» **Your instructions**:
Please output the records below in full, exactly as given, but without the images.

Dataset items
◇ ◇ ◇

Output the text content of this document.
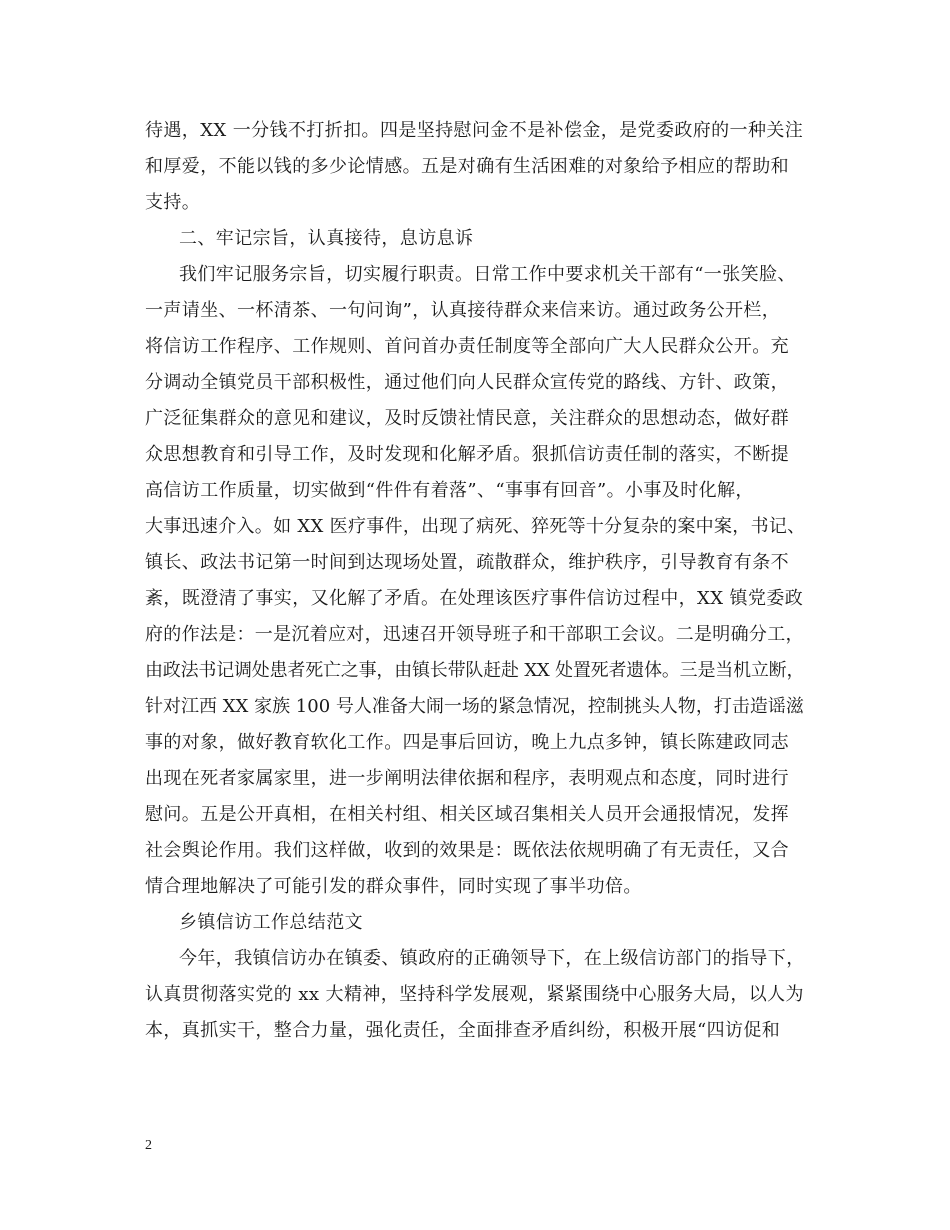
待遇，XX 一分钱不打折扣。四是坚持慰问金不是补偿金，是党委政府的一种关注
和厚爱，不能以钱的多少论情感。五是对确有生活困难的对象给予相应的帮助和
支持。
二、牢记宗旨，认真接待，息访息诉
我们牢记服务宗旨，切实履行职责。日常工作中要求机关干部有“一张笑脸、
一声请坐、一杯清茶、一句问询”，认真接待群众来信来访。通过政务公开栏，
将信访工作程序、工作规则、首问首办责任制度等全部向广大人民群众公开。充
分调动全镇党员干部积极性，通过他们向人民群众宣传党的路线、方针、政策，
广泛征集群众的意见和建议，及时反馈社情民意，关注群众的思想动态，做好群
众思想教育和引导工作，及时发现和化解矛盾。狠抓信访责任制的落实，不断提
高信访工作质量，切实做到“件件有着落”、“事事有回音”。小事及时化解，
大事迅速介入。如 XX 医疗事件，出现了病死、猝死等十分复杂的案中案，书记、
镇长、政法书记第一时间到达现场处置，疏散群众，维护秩序，引导教育有条不
紊，既澄清了事实，又化解了矛盾。在处理该医疗事件信访过程中，XX 镇党委政
府的作法是：一是沉着应对，迅速召开领导班子和干部职工会议。二是明确分工，
由政法书记调处患者死亡之事，由镇长带队赶赴 XX 处置死者遗体。三是当机立断，
针对江西 XX 家族 100 号人准备大闹一场的紧急情况，控制挑头人物，打击造谣滋
事的对象，做好教育软化工作。四是事后回访，晚上九点多钟，镇长陈建政同志
出现在死者家属家里，进一步阐明法律依据和程序，表明观点和态度，同时进行
慰问。五是公开真相，在相关村组、相关区域召集相关人员开会通报情况，发挥
社会舆论作用。我们这样做，收到的效果是：既依法依规明确了有无责任，又合
情合理地解决了可能引发的群众事件，同时实现了事半功倍。
乡镇信访工作总结范文
今年，我镇信访办在镇委、镇政府的正确领导下，在上级信访部门的指导下，
认真贯彻落实党的 xx 大精神，坚持科学发展观，紧紧围绕中心服务大局，以人为
本，真抓实干，整合力量，强化责任，全面排查矛盾纠纷，积极开展“四访促和
2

◇ ◇ ◇

» **Reply**:
Output the text content of this document.
待遇，XX 一分钱不打折扣。四是坚持慰问金不是补偿金，是党委政府的一种关注
和厚爱，不能以钱的多少论情感。五是对确有生活困难的对象给予相应的帮助和
支持。
二、牢记宗旨，认真接待，息访息诉
我们牢记服务宗旨，切实履行职责。日常工作中要求机关干部有“一张笑脸、
一声请坐、一杯清茶、一句问询”，认真接待群众来信来访。通过政务公开栏，
将信访工作程序、工作规则、首问首办责任制度等全部向广大人民群众公开。充
分调动全镇党员干部积极性，通过他们向人民群众宣传党的路线、方针、政策，
广泛征集群众的意见和建议，及时反馈社情民意，关注群众的思想动态，做好群
众思想教育和引导工作，及时发现和化解矛盾。狠抓信访责任制的落实，不断提
高信访工作质量，切实做到“件件有着落”、“事事有回音”。小事及时化解，
大事迅速介入。如 XX 医疗事件，出现了病死、猝死等十分复杂的案中案，书记、
镇长、政法书记第一时间到达现场处置，疏散群众，维护秩序，引导教育有条不
紊，既澄清了事实，又化解了矛盾。在处理该医疗事件信访过程中，XX 镇党委政
府的作法是：一是沉着应对，迅速召开领导班子和干部职工会议。二是明确分工，
由政法书记调处患者死亡之事，由镇长带队赶赴 XX 处置死者遗体。三是当机立断，
针对江西 XX 家族 100 号人准备大闹一场的紧急情况，控制挑头人物，打击造谣滋
事的对象，做好教育软化工作。四是事后回访，晚上九点多钟，镇长陈建政同志
出现在死者家属家里，进一步阐明法律依据和程序，表明观点和态度，同时进行
慰问。五是公开真相，在相关村组、相关区域召集相关人员开会通报情况，发挥
社会舆论作用。我们这样做，收到的效果是：既依法依规明确了有无责任，又合
情合理地解决了可能引发的群众事件，同时实现了事半功倍。
乡镇信访工作总结范文
今年，我镇信访办在镇委、镇政府的正确领导下，在上级信访部门的指导下，
认真贯彻落实党的 xx 大精神，坚持科学发展观，紧紧围绕中心服务大局，以人为
本，真抓实干，整合力量，强化责任，全面排查矛盾纠纷，积极开展“四访促和
2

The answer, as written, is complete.